▶ **Set exercise A**: Please retype the records word for word, from the line with "category-label: Obwalden xyxy=(56,447,110,461)" to the line with "x-tick-label: 50% xyxy=(279,69,303,83)", both lines included.

▶ **Passage provided**:
· · · · ·
What he was saying was simply, "I am a channel through whom the divine has worked, bringing this lamb to its own healing." He neither took credit nor denied credit. He didn't say, "Oh, I didn't do it." He didn't say, "Oh, it wasn't really broken." He just said, "The wonder of life has restored itself in this creature and he has found his healing."

Here I see several  factors which have matured sequentially . First, when he was young,  there was a wariness of his own ego and concern that if he participated in any such active healing with any desire for acclaim as a part of it, it would disfigure that act of healing and create more darkness instead of light. Second, once he had grown past any fear of his own ego desire for acclaim, the concern was simply to keep himself as clear as possible, to make it clear that we are all instruments for healing when we all have that.

Only after this clarity was opened came the third stage, to do miracles in others' sight.  In the situations where he did heal, seemingly miraculously, where he touched lepers and cleansed them, healed the blind and those who could not walk, he  finally did this in front of people who looked in awe.  He did not wish the awe for himself, but to command attention so he could teach.  And he also healed, of course, out of his immense compassion.
· · · · ·
▶ **Set exercise B**: Rewrite the passage on healing from "Here I see several" to "all have that.", replacing "ego" with "self" each time it occurs.

(Annotated region listings)
· · · · ·
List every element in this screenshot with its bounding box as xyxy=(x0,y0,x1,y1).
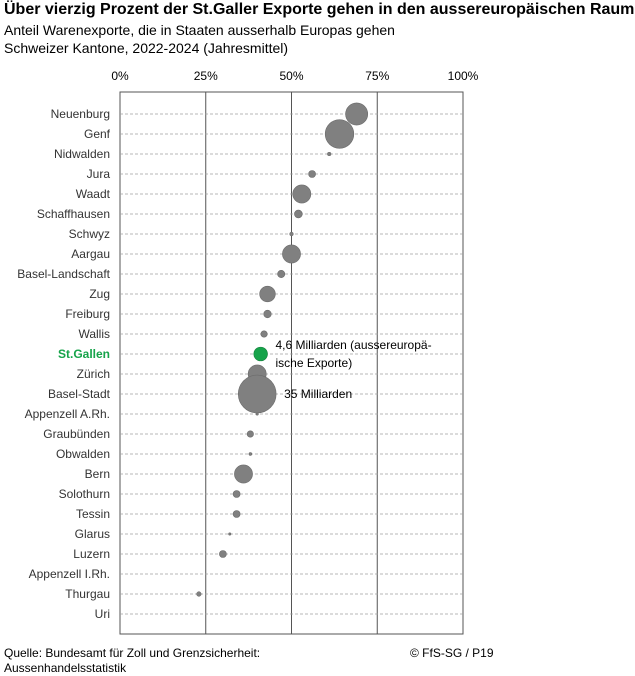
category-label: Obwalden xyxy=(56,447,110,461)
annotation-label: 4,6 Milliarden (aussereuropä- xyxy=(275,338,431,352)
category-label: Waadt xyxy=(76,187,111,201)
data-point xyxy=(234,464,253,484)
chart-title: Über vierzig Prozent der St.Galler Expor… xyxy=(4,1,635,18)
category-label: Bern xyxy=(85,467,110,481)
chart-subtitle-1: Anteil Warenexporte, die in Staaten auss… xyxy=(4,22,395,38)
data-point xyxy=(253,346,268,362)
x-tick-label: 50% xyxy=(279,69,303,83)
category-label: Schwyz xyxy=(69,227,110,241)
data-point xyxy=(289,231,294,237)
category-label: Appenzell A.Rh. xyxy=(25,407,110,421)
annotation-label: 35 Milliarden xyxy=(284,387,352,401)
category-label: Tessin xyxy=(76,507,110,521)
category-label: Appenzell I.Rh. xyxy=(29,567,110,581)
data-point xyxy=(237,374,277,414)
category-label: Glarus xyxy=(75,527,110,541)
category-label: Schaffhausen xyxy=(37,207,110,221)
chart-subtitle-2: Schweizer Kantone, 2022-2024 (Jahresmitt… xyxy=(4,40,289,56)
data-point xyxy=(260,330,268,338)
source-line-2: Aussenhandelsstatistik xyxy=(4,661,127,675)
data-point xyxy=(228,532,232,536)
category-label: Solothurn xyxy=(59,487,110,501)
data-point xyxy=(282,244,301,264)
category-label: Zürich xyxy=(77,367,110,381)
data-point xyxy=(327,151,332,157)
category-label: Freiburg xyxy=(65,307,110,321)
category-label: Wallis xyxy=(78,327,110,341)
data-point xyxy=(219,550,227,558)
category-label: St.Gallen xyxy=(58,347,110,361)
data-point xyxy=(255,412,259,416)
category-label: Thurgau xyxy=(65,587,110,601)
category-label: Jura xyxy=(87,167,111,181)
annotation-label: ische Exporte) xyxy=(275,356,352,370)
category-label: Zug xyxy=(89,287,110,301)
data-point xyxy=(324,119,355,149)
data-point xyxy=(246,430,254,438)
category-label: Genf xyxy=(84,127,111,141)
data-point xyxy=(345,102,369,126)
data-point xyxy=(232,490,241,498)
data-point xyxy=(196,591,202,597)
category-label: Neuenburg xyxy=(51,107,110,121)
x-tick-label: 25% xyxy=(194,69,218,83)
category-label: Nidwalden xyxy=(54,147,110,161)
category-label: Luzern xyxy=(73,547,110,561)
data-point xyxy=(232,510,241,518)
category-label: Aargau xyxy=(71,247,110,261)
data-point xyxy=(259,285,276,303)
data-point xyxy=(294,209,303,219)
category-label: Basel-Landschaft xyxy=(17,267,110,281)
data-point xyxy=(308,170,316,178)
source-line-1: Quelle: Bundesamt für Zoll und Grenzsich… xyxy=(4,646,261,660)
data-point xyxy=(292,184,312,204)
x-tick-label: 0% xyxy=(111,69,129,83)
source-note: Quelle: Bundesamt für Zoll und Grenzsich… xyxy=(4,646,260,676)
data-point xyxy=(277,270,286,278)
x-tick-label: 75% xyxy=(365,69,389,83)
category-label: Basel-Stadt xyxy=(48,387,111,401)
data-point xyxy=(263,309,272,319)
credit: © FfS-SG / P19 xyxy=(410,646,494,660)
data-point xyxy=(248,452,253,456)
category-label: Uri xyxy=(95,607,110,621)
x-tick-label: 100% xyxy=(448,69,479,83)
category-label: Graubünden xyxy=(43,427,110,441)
· · · · ·
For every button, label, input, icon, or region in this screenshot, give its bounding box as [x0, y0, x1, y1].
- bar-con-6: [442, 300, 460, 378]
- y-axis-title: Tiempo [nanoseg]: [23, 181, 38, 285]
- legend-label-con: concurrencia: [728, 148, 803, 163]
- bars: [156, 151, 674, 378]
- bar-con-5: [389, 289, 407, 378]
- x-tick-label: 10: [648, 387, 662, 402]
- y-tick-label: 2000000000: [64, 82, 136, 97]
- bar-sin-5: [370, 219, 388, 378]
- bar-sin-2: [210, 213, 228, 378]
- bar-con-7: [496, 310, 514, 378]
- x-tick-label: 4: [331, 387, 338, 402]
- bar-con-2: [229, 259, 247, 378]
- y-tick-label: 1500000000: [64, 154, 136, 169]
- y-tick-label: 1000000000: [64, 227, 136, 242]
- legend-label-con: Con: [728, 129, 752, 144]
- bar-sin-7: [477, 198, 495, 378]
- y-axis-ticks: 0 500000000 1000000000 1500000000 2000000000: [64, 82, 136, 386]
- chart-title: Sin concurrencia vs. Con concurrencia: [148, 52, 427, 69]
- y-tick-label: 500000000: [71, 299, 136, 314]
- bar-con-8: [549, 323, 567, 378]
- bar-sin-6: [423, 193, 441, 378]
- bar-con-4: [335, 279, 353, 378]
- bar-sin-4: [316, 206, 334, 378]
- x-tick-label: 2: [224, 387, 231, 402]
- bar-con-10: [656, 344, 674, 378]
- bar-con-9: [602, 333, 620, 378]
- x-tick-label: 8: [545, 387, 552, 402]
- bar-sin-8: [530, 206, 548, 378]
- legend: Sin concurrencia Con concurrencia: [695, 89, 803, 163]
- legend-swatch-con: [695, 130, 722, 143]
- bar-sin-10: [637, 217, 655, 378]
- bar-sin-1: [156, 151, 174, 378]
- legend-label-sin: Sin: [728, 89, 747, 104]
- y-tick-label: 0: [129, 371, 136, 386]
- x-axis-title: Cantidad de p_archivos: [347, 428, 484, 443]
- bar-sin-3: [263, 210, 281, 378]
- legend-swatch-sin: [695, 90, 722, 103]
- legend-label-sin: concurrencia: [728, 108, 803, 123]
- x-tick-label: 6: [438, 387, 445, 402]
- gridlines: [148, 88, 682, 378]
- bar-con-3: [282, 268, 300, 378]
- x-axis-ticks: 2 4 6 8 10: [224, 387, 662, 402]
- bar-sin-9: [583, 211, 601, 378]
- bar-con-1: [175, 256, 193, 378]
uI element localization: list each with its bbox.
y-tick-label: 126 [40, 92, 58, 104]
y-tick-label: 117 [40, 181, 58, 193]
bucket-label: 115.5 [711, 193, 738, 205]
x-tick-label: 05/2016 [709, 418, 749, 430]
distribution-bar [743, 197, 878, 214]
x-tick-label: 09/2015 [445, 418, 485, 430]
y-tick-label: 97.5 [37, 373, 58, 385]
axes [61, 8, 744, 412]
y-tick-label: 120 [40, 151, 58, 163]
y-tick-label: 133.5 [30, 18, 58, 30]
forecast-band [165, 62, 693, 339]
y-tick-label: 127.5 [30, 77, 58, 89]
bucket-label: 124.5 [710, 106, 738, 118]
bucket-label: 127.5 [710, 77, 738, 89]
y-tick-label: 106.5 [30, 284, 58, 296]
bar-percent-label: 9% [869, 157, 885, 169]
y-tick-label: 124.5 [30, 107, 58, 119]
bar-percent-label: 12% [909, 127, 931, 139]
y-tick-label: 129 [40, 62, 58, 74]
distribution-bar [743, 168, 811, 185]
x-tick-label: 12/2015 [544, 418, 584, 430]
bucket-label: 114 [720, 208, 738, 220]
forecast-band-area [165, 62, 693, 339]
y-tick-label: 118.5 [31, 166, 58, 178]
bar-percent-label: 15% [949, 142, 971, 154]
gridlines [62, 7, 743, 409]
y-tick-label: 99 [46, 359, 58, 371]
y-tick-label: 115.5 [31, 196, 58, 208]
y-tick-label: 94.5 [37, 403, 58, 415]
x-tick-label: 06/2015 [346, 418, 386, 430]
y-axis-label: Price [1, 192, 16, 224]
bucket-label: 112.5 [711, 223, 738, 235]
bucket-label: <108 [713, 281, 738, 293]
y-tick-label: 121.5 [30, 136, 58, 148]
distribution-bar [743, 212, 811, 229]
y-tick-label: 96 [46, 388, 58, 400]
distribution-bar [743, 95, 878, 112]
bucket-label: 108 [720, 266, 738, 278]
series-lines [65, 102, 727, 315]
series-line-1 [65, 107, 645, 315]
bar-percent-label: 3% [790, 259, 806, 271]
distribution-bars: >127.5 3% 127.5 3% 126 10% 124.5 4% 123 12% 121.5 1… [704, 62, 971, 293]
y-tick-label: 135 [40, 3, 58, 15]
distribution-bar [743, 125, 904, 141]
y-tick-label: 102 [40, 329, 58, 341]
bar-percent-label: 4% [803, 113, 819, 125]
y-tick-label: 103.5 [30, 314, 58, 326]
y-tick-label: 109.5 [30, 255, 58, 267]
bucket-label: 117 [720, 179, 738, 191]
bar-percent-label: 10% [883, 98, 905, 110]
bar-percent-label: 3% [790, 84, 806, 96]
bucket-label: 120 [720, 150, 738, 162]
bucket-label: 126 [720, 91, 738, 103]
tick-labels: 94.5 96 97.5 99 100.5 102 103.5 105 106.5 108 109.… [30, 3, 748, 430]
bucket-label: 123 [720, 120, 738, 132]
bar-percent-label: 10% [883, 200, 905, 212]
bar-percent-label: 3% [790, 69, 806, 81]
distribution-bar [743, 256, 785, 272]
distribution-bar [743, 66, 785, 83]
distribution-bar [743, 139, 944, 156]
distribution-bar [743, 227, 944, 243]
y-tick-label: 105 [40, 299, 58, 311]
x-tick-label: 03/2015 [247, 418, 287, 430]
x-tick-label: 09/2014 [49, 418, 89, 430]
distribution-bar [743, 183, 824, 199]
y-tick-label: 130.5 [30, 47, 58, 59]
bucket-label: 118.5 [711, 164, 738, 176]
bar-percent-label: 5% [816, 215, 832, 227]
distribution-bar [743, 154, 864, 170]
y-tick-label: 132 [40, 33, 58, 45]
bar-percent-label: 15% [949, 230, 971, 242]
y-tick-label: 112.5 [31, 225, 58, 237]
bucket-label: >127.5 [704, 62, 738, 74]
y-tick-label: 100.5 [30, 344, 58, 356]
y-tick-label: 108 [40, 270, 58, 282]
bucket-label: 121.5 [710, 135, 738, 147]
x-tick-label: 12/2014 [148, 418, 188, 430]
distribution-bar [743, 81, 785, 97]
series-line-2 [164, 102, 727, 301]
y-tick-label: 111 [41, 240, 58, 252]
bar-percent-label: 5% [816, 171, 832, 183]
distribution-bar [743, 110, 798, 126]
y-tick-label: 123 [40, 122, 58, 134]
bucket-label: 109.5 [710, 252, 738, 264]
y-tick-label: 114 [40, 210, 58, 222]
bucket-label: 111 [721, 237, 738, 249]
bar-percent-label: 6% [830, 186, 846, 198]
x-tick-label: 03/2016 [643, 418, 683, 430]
· · · · ·
▶ **Full solution A**:
category-label: Obwalden xyxy=(56,447,110,461)
annotation-label: 4,6 Milliarden (aussereuropä- xyxy=(275,338,431,352)
category-label: Waadt xyxy=(76,187,111,201)
data-point xyxy=(234,464,253,484)
chart-title: Über vierzig Prozent der St.Galler Expor… xyxy=(4,1,635,18)
category-label: Bern xyxy=(85,467,110,481)
chart-subtitle-1: Anteil Warenexporte, die in Staaten auss… xyxy=(4,22,395,38)
data-point xyxy=(253,346,268,362)
x-tick-label: 50% xyxy=(279,69,303,83)

▶ **Full solution B**:
Here I see several  factors which have matured sequentially . First, when he was young,  there was a wariness of his own self and concern that if he participated in any such active healing with any desire for acclaim as a part of it, it would disfigure that act of healing and create more darkness instead of light. Second, once he had grown past any fear of his own self desire for acclaim, the concern was simply to keep himself as clear as possible, to make it clear that we are all instruments for healing when we all have that.